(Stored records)

[start]

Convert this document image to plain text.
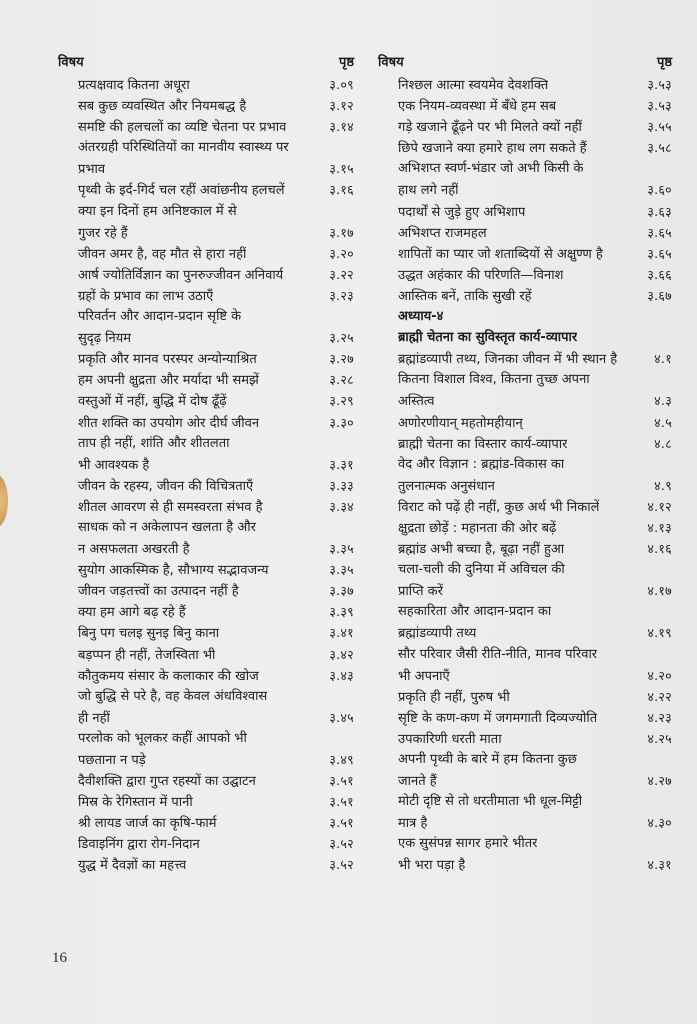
विषय	पृष्ठ
प्रत्यक्षवाद कितना अधूरा	३.०९
सब कुछ व्यवस्थित और नियमबद्ध है	३.१२
समष्टि की हलचलों का व्यष्टि चेतना पर प्रभाव	३.१४
अंतरग्रही परिस्थितियों का मानवीय स्वास्थ्य पर
प्रभाव	३.१५
पृथ्वी के इर्द-गिर्द चल रहीं अवांछनीय हलचलें	३.१६
क्या इन दिनों हम अनिष्टकाल में से
गुजर रहे हैं	३.१७
जीवन अमर है, वह मौत से हारा नहीं	३.२०
आर्ष ज्योतिर्विज्ञान का पुनरुज्जीवन अनिवार्य	३.२२
ग्रहों के प्रभाव का लाभ उठाएँ	३.२३
परिवर्तन और आदान-प्रदान सृष्टि के
सुदृढ़ नियम	३.२५
प्रकृति और मानव परस्पर अन्योन्याश्रित	३.२७
हम अपनी क्षुद्रता और मर्यादा भी समझें	३.२८
वस्तुओं में नहीं, बुद्धि में दोष ढूँढ़ें	३.२९
शीत शक्ति का उपयोग ओर दीर्घ जीवन	३.३०
ताप ही नहीं, शांति और शीतलता
भी आवश्यक है	३.३१
जीवन के रहस्य, जीवन की विचित्रताएँ	३.३३
शीतल आवरण से ही समस्वरता संभव है	३.३४
साधक को न अकेलापन खलता है और
न असफलता अखरती है	३.३५
सुयोग आकस्मिक है, सौभाग्य सद्भावजन्य	३.३५
जीवन जड़तत्त्वों का उत्पादन नहीं है	३.३७
क्या हम आगे बढ़ रहे हैं	३.३९
बिनु पग चलइ सुनइ बिनु काना	३.४१
बड़प्पन ही नहीं, तेजस्विता भी	३.४२
कौतुकमय संसार के कलाकार की खोज	३.४३
जो बुद्धि से परे है, वह केवल अंधविश्वास
ही नहीं	३.४५
परलोक को भूलकर कहीं आपको भी
पछताना न पड़े	३.४९
दैवीशक्ति द्वारा गुप्त रहस्यों का उद्घाटन	३.५१
मिस्र के रेगिस्तान में पानी	३.५१
श्री लायड जार्ज का कृषि-फार्म	३.५१
डिवाइनिंग द्वारा रोग-निदान	३.५२
युद्ध में दैवज्ञों का महत्त्व	३.५२
विषय	पृष्ठ
निश्छल आत्मा स्वयमेव देवशक्ति	३.५३
एक नियम-व्यवस्था में बँधे हम सब	३.५३
गड़े खजाने ढूँढ़ने पर भी मिलते क्यों नहीं	३.५५
छिपे खजाने क्या हमारे हाथ लग सकते हैं	३.५८
अभिशप्त स्वर्ण-भंडार जो अभी किसी के
हाथ लगे नहीं	३.६०
पदार्थों से जुड़े हुए अभिशाप	३.६३
अभिशप्त राजमहल	३.६५
शापितों का प्यार जो शताब्दियों से अक्षुण्ण है	३.६५
उद्धत अहंकार की परिणति—विनाश	३.६६
आस्तिक बनें, ताकि सुखी रहें	३.६७
अध्याय-४
ब्राह्मी चेतना का सुविस्तृत कार्य-व्यापार
ब्रह्मांडव्यापी तथ्य, जिनका जीवन में भी स्थान है	४.१
कितना विशाल विश्व, कितना तुच्छ अपना
अस्तित्व	४.३
अणोरणीयान् महतोमहीयान्	४.५
ब्राह्मी चेतना का विस्तार कार्य-व्यापार	४.८
वेद और विज्ञान : ब्रह्मांड-विकास का
तुलनात्मक अनुसंधान	४.९
विराट को पढ़ें ही नहीं, कुछ अर्थ भी निकालें	४.१२
क्षुद्रता छोड़ें : महानता की ओर बढ़ें	४.१३
ब्रह्मांड अभी बच्चा है, बूढ़ा नहीं हुआ	४.१६
चला-चली की दुनिया में अविचल की
प्राप्ति करें	४.१७
सहकारिता और आदान-प्रदान का
ब्रह्मांडव्यापी तथ्य	४.१९
सौर परिवार जैसी रीति-नीति, मानव परिवार
भी अपनाएँ	४.२०
प्रकृति ही नहीं, पुरुष भी	४.२२
सृष्टि के कण-कण में जगमगाती दिव्यज्योति	४.२३
उपकारिणी धरती माता	४.२५
अपनी पृथ्वी के बारे में हम कितना कुछ
जानते हैं	४.२७
मोटी दृष्टि से तो धरतीमाता भी धूल-मिट्टी
मात्र है	४.३०
एक सुसंपन्न सागर हमारे भीतर
भी भरा पड़ा है	४.३१
16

[end]

- _Task details_:
Sift through the entries and copy every line with "हलचल".

- _Exercise output_:
समष्टि की हलचलों का व्यष्टि चेतना पर प्रभाव	३.१४
पृथ्वी के इर्द-गिर्द चल रहीं अवांछनीय हलचलें	३.१६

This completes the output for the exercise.